• MATERIAL PROVIDED
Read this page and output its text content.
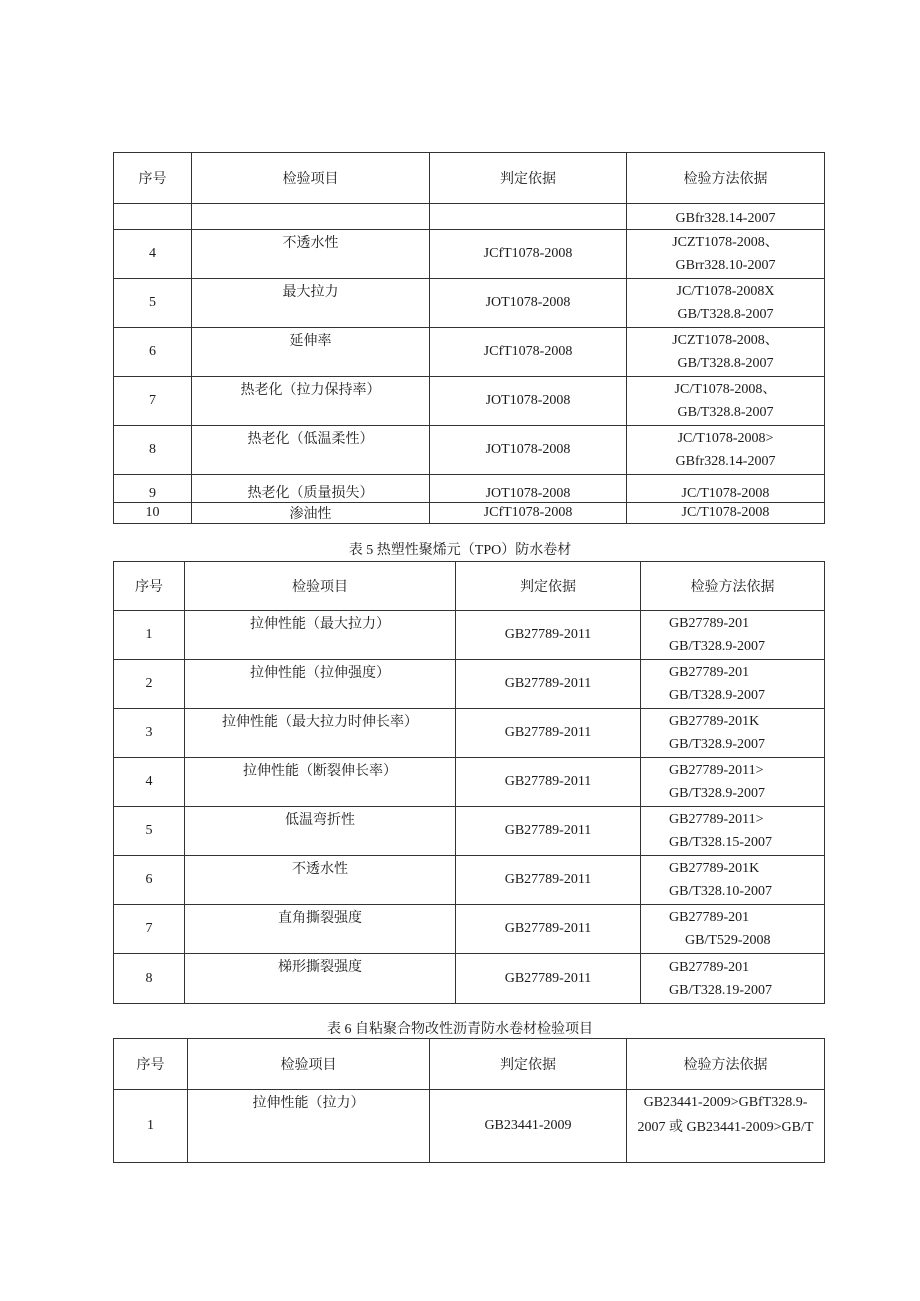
序号	检验项目	判定依据	检验方法依据
			GBfr328.14-2007
4	不透水性	JCfT1078-2008	JCZT1078-2008、
GBrr328.10-2007

5	最大拉力	JOT1078-2008	JC/T1078-2008X
GB/T328.8-2007

6	延伸率	JCfT1078-2008	JCZT1078-2008、
GB/T328.8-2007

7	热老化（拉力保持率）	JOT1078-2008	JC/T1078-2008、
GB/T328.8-2007

8	热老化（低温柔性）	JOT1078-2008	JC/T1078-2008>
GBfr328.14-2007

9	热老化（质量损失）	JOT1078-2008	JC/T1078-2008
10	渗油性	JCfT1078-2008	JC/T1078-2008
表 5 热塑性聚烯元（TPO）防水卷材
序号	检验项目	判定依据	检验方法依据
1	拉伸性能（最大拉力）	GB27789-2011	GB27789-201
GB/T328.9-2007

2	拉伸性能（拉伸强度）	GB27789-2011	GB27789-201
GB/T328.9-2007

3	拉伸性能（最大拉力时伸长率）	GB27789-2011	GB27789-201K
GB/T328.9-2007

4	拉伸性能（断裂伸长率）	GB27789-2011	GB27789-2011>
GB/T328.9-2007

5	低温弯折性	GB27789-2011	GB27789-2011>
GB/T328.15-2007

6	不透水性	GB27789-2011	GB27789-201K
GB/T328.10-2007

7	直角撕裂强度	GB27789-2011	GB27789-201
GB/T529-2008

8	梯形撕裂强度	GB27789-2011	GB27789-201
GB/T328.19-2007
表 6 自粘聚合物改性沥青防水卷材检验项目
序号	检验项目	判定依据	检验方法依据
1	拉伸性能（拉力）	GB23441-2009	GB23441-2009>GBfT328.9-
2007 或 GB23441-2009>GB/T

• EXERCISE
Write out every line of the preceding listing that contains "不透水性".

• RESPONSE
4	不透水性	JCfT1078-2008	JCZT1078-2008、
6	不透水性	GB27789-2011	GB27789-201K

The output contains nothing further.